Prompt 1:
Answer these questions from the Penguin Vitae passage:
(a) How is the name "Penguin Vitae" loosely translated?
(b) What was the title and year of Virginia Woolf's first published novel?
(c) Which feminist essay did she publish in 1929?
Prompt 2:
Retype, word for word, the stretch of the Penguin Vitae passage from "About the Author" through "One's Own (1929).".

Provided text:
══════

Penguin Vitae—loosely translated as "Penguin of one's life"—is a deluxe hardcover series from Penguin Classics celebrating a dynamic and diverse landscape of classic fiction and nonfiction from seventy-five years of classics publishing. Penguin Vitae provides readers with beautifully designed classics that have shaped the course of their lives, and welcomes new readers to discover these literary gifts of personal inspiration, intellectual engagement, and creative originality.
About the Author
Virginia Woolf (1882-1941), one of the great twentieth-century authors, was at the center of the Bloomsbury Group and is a major figure in the history of literary feminism and modernism. She published her first novel, The Voyage Out, in 1915, and between 1925 and 1931 produced what are now regarded as her finest masterpieces, including Mrs. Dalloway (1925), To the Lighthouse (1927), and The Waves (1931). She also maintained an astonishing output of literary criticism, short fiction, journalism, and biography, including the playfully subversive Orlando (1928) and the passionate feminist essay A Room of One's Own (1929).

══════

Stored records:
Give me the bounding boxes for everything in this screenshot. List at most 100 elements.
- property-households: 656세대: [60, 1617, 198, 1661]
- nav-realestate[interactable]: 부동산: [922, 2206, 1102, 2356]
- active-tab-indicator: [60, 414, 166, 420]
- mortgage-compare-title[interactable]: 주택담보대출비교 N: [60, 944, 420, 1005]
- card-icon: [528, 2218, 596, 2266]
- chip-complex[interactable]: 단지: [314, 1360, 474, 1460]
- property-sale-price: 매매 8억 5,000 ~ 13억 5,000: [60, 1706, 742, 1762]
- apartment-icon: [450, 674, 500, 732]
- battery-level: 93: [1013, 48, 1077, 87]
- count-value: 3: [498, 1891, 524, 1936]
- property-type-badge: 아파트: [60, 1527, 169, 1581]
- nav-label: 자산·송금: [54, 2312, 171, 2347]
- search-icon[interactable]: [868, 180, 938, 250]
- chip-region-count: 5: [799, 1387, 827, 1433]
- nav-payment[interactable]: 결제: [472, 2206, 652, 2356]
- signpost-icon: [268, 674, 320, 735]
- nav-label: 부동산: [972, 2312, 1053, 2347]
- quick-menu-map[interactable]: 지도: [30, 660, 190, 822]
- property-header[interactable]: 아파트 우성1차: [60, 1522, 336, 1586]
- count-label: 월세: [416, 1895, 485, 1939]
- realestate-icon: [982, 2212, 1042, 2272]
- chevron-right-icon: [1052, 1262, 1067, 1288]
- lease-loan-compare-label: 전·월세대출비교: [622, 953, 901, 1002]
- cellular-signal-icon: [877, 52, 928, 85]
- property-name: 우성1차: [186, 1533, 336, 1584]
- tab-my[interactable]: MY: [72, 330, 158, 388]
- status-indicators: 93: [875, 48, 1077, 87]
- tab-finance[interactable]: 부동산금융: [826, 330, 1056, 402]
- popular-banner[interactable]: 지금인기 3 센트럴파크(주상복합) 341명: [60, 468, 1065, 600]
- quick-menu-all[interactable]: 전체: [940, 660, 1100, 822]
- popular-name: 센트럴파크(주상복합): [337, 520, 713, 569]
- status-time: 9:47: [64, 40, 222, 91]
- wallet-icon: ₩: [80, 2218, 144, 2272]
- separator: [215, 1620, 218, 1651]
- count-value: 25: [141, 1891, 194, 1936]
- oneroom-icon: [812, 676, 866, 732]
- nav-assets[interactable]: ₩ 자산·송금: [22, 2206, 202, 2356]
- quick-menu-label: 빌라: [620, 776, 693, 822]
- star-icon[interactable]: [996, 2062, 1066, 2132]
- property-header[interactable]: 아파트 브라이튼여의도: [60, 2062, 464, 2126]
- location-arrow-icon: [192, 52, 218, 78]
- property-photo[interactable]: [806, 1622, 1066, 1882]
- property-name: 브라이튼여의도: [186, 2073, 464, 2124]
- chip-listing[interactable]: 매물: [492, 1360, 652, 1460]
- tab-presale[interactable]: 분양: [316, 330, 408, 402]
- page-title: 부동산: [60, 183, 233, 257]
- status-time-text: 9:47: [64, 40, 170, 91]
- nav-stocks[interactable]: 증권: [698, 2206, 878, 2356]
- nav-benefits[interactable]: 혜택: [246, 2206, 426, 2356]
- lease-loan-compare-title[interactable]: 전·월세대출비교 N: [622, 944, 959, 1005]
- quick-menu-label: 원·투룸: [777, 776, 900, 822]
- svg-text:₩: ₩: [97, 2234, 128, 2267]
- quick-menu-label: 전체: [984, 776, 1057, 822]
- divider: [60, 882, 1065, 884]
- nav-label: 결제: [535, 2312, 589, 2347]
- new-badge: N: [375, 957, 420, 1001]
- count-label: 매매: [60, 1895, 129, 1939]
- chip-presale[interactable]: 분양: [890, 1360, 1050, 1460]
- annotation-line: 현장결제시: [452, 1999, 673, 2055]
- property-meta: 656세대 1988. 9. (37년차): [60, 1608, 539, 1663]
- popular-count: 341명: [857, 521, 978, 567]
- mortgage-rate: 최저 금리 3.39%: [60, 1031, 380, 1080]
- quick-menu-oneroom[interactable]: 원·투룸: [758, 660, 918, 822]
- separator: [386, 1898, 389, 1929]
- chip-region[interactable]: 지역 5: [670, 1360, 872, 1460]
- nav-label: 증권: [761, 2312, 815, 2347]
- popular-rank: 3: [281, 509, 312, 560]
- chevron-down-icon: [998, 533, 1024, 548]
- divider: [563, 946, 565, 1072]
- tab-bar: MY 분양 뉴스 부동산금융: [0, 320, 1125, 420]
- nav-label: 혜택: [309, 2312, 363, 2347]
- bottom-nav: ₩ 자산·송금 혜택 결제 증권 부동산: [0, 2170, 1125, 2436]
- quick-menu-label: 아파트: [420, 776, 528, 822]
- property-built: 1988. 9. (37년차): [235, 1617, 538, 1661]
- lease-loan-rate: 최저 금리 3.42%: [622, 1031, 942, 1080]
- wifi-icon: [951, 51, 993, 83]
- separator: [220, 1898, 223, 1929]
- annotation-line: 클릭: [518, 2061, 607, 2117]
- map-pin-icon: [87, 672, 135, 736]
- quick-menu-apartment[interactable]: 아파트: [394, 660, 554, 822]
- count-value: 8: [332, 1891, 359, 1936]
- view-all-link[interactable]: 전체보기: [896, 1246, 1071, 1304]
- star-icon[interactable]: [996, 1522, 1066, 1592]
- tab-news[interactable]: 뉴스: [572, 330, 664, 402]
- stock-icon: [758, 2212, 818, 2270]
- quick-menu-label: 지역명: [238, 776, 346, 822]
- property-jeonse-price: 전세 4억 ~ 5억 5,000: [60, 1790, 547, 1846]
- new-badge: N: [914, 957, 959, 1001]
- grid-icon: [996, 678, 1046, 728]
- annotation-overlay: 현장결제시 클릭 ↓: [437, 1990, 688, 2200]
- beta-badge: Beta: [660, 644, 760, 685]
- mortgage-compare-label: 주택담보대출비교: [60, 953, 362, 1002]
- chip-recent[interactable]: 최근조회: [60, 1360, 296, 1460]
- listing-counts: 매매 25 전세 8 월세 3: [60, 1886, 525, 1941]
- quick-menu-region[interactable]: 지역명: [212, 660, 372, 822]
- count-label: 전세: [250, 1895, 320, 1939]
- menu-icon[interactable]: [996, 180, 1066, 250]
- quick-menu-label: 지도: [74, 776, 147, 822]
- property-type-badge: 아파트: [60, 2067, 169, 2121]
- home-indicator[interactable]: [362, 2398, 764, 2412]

══════

Expected answer 1:
(a) "Penguin of one's life"
(b) The Voyage Out, 1915
(c) A Room of One's Own

Expected answer 2:
About the Author
Virginia Woolf (1882-1941), one of the great twentieth-century authors, was at the center of the Bloomsbury Group and is a major figure in the history of literary feminism and modernism. She published her first novel, The Voyage Out, in 1915, and between 1925 and 1931 produced what are now regarded as her finest masterpieces, including Mrs. Dalloway (1925), To the Lighthouse (1927), and The Waves (1931). She also maintained an astonishing output of literary criticism, short fiction, journalism, and biography, including the playfully subversive Orlando (1928) and the passionate feminist essay A Room of One's Own (1929).